__Exercise instructions__
Each line that holds the word "name" counts once; report the total and nothing else.

(Stored items from a collection)
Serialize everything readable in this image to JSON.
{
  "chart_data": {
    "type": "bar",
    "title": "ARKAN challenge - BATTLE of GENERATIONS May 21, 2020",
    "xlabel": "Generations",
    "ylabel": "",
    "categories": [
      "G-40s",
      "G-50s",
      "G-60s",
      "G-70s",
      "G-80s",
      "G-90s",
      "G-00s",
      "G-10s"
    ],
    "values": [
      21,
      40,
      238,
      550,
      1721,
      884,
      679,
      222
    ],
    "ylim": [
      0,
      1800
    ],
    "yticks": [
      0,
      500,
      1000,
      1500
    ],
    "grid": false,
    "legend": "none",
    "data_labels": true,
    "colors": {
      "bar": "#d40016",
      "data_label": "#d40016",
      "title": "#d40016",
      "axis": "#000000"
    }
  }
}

...

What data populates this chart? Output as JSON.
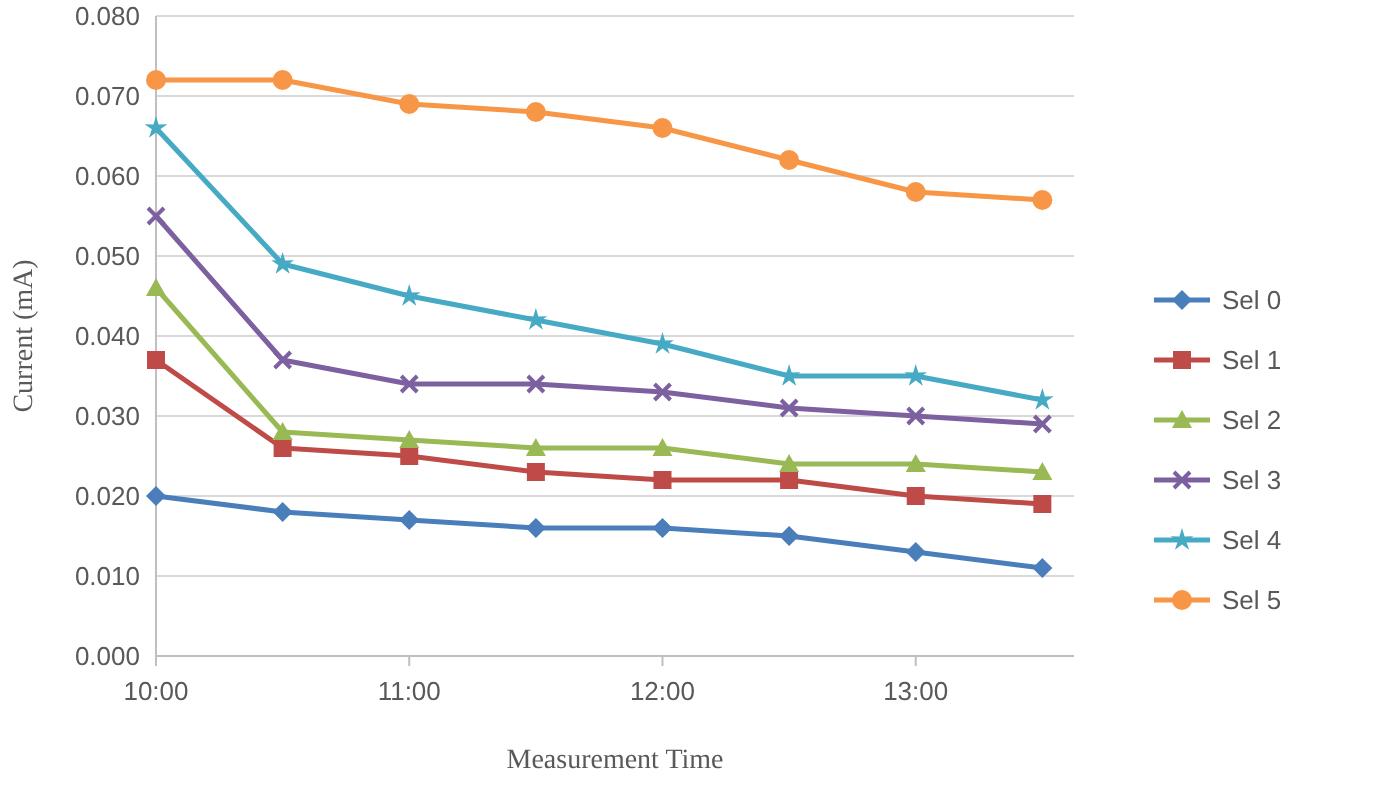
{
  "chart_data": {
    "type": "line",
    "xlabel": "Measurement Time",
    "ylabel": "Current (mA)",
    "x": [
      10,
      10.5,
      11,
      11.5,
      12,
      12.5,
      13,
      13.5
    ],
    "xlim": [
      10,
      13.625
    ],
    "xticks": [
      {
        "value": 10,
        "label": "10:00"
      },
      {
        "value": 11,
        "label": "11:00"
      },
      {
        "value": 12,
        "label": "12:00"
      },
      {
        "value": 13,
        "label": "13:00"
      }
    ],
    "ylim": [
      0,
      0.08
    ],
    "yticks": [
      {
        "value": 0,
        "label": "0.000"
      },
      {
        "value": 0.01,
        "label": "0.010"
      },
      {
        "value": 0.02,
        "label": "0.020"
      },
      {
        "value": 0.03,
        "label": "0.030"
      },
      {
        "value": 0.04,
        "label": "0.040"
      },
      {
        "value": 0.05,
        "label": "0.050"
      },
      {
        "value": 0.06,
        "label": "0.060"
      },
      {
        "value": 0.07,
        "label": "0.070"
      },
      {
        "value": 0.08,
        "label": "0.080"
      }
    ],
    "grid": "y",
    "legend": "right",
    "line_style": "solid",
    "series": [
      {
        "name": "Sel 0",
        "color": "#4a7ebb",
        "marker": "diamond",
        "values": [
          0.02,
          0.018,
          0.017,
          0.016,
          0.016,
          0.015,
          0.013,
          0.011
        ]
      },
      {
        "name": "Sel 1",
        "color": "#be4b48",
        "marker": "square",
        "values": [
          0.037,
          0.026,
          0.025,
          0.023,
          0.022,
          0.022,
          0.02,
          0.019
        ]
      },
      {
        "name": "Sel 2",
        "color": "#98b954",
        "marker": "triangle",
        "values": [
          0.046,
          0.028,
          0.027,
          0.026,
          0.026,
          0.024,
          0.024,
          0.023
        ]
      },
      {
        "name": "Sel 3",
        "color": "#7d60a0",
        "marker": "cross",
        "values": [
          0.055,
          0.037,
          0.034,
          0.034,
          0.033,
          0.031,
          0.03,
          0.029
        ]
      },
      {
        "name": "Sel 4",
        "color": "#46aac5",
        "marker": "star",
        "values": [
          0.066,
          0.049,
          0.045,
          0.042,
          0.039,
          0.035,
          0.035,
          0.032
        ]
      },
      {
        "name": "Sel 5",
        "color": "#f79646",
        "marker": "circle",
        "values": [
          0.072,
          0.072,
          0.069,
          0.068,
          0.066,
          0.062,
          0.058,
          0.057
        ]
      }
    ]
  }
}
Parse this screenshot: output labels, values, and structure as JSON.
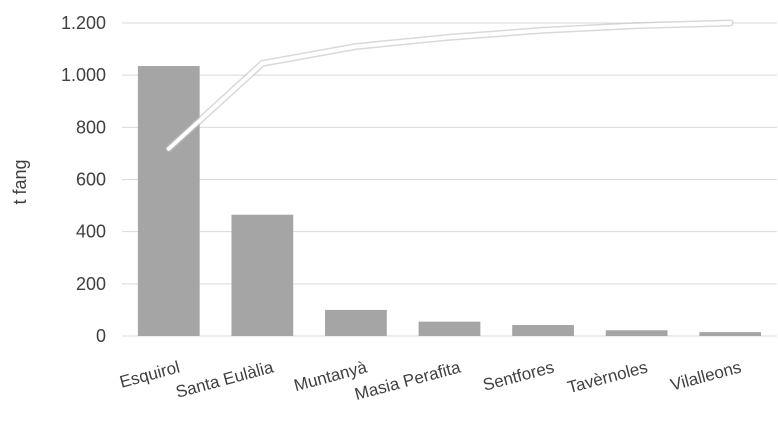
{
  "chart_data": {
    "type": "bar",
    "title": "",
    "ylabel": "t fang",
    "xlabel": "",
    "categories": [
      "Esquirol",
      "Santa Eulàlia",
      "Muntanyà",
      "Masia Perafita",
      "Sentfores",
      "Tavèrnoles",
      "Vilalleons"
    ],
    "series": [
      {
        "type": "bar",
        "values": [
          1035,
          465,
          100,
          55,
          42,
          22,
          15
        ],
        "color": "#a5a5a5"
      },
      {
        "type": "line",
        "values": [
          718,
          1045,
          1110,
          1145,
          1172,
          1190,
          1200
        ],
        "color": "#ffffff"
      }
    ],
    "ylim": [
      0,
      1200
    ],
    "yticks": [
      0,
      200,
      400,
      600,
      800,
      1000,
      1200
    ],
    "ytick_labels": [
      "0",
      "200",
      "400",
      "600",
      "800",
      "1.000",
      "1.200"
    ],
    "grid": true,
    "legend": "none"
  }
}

__Worked solution__
6